Transcribe every entry word for word, but skip the images.

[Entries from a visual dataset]
/---

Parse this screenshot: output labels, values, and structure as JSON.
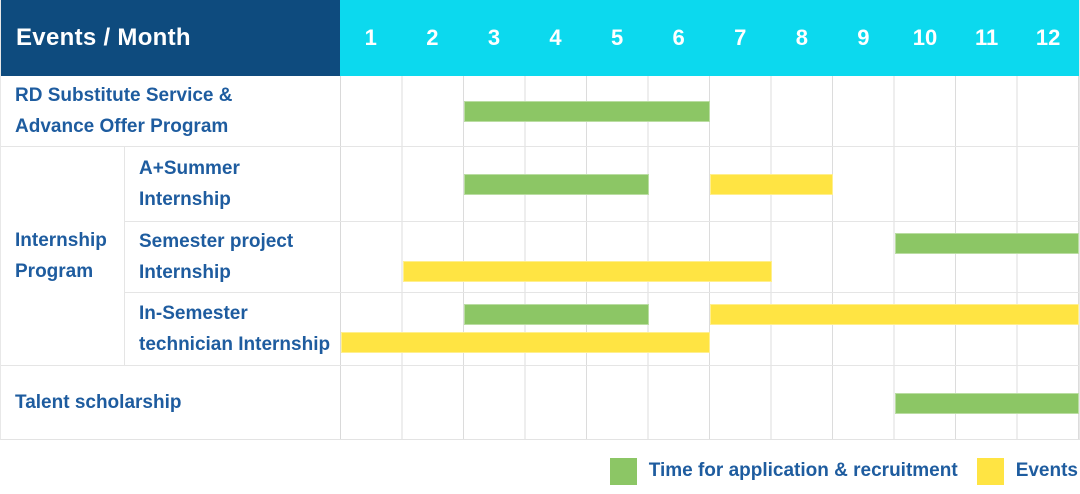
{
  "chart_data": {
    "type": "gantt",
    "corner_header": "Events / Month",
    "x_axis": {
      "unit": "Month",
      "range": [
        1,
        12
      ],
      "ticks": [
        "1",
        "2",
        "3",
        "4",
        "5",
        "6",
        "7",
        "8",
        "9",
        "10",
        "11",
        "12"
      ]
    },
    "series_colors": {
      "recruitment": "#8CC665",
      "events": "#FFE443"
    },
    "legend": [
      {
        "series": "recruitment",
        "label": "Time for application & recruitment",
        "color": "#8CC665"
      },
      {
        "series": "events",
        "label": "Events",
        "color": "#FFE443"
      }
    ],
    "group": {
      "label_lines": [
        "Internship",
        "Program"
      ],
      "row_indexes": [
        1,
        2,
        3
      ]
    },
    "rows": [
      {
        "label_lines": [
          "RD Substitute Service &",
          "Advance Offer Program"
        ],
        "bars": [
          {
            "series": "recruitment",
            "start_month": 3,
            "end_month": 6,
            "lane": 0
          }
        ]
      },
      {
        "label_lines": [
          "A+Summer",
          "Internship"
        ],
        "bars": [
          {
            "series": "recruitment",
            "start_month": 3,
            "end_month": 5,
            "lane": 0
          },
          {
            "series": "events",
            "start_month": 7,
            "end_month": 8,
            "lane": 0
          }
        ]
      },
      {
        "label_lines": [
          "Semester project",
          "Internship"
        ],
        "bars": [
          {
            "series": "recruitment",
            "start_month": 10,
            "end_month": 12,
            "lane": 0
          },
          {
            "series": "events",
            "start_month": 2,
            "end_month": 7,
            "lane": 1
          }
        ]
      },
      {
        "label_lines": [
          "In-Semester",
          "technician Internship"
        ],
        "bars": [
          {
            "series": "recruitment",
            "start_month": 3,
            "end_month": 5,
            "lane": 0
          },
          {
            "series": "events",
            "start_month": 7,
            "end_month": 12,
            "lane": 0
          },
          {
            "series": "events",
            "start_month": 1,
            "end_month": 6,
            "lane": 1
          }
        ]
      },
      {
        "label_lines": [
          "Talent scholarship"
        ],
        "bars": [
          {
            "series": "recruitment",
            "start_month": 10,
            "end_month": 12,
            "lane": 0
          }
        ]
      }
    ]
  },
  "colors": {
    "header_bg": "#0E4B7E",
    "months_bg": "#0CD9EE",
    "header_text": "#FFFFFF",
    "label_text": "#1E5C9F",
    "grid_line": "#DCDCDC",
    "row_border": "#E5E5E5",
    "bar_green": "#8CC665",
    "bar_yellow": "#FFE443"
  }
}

\---

* **SOLVED EXERCISE**
Parse this screenshot: output labels, values, and structure as JSON.
{
  "chart_data": {
    "type": "gantt",
    "corner_header": "Events / Month",
    "x_axis": {
      "unit": "Month",
      "range": [
        1,
        12
      ],
      "ticks": [
        "1",
        "2",
        "3",
        "4",
        "5",
        "6",
        "7",
        "8",
        "9",
        "10",
        "11",
        "12"
      ]
    },
    "series_colors": {
      "recruitment": "#8CC665",
      "events": "#FFE443"
    },
    "legend": [
      {
        "series": "recruitment",
        "label": "Time for application & recruitment",
        "color": "#8CC665"
      },
      {
        "series": "events",
        "label": "Events",
        "color": "#FFE443"
      }
    ],
    "group": {
      "label_lines": [
        "Internship",
        "Program"
      ],
      "row_indexes": [
        1,
        2,
        3
      ]
    },
    "rows": [
      {
        "label_lines": [
          "RD Substitute Service &",
          "Advance Offer Program"
        ],
        "bars": [
          {
            "series": "recruitment",
            "start_month": 3,
            "end_month": 6,
            "lane": 0
          }
        ]
      },
      {
        "label_lines": [
          "A+Summer",
          "Internship"
        ],
        "bars": [
          {
            "series": "recruitment",
            "start_month": 3,
            "end_month": 5,
            "lane": 0
          },
          {
            "series": "events",
            "start_month": 7,
            "end_month": 8,
            "lane": 0
          }
        ]
      },
      {
        "label_lines": [
          "Semester project",
          "Internship"
        ],
        "bars": [
          {
            "series": "recruitment",
            "start_month": 10,
            "end_month": 12,
            "lane": 0
          },
          {
            "series": "events",
            "start_month": 2,
            "end_month": 7,
            "lane": 1
          }
        ]
      },
      {
        "label_lines": [
          "In-Semester",
          "technician Internship"
        ],
        "bars": [
          {
            "series": "recruitment",
            "start_month": 3,
            "end_month": 5,
            "lane": 0
          },
          {
            "series": "events",
            "start_month": 7,
            "end_month": 12,
            "lane": 0
          },
          {
            "series": "events",
            "start_month": 1,
            "end_month": 6,
            "lane": 1
          }
        ]
      },
      {
        "label_lines": [
          "Talent scholarship"
        ],
        "bars": [
          {
            "series": "recruitment",
            "start_month": 10,
            "end_month": 12,
            "lane": 0
          }
        ]
      }
    ]
  },
  "colors": {
    "header_bg": "#0E4B7E",
    "months_bg": "#0CD9EE",
    "header_text": "#FFFFFF",
    "label_text": "#1E5C9F",
    "grid_line": "#DCDCDC",
    "row_border": "#E5E5E5",
    "bar_green": "#8CC665",
    "bar_yellow": "#FFE443"
  }
}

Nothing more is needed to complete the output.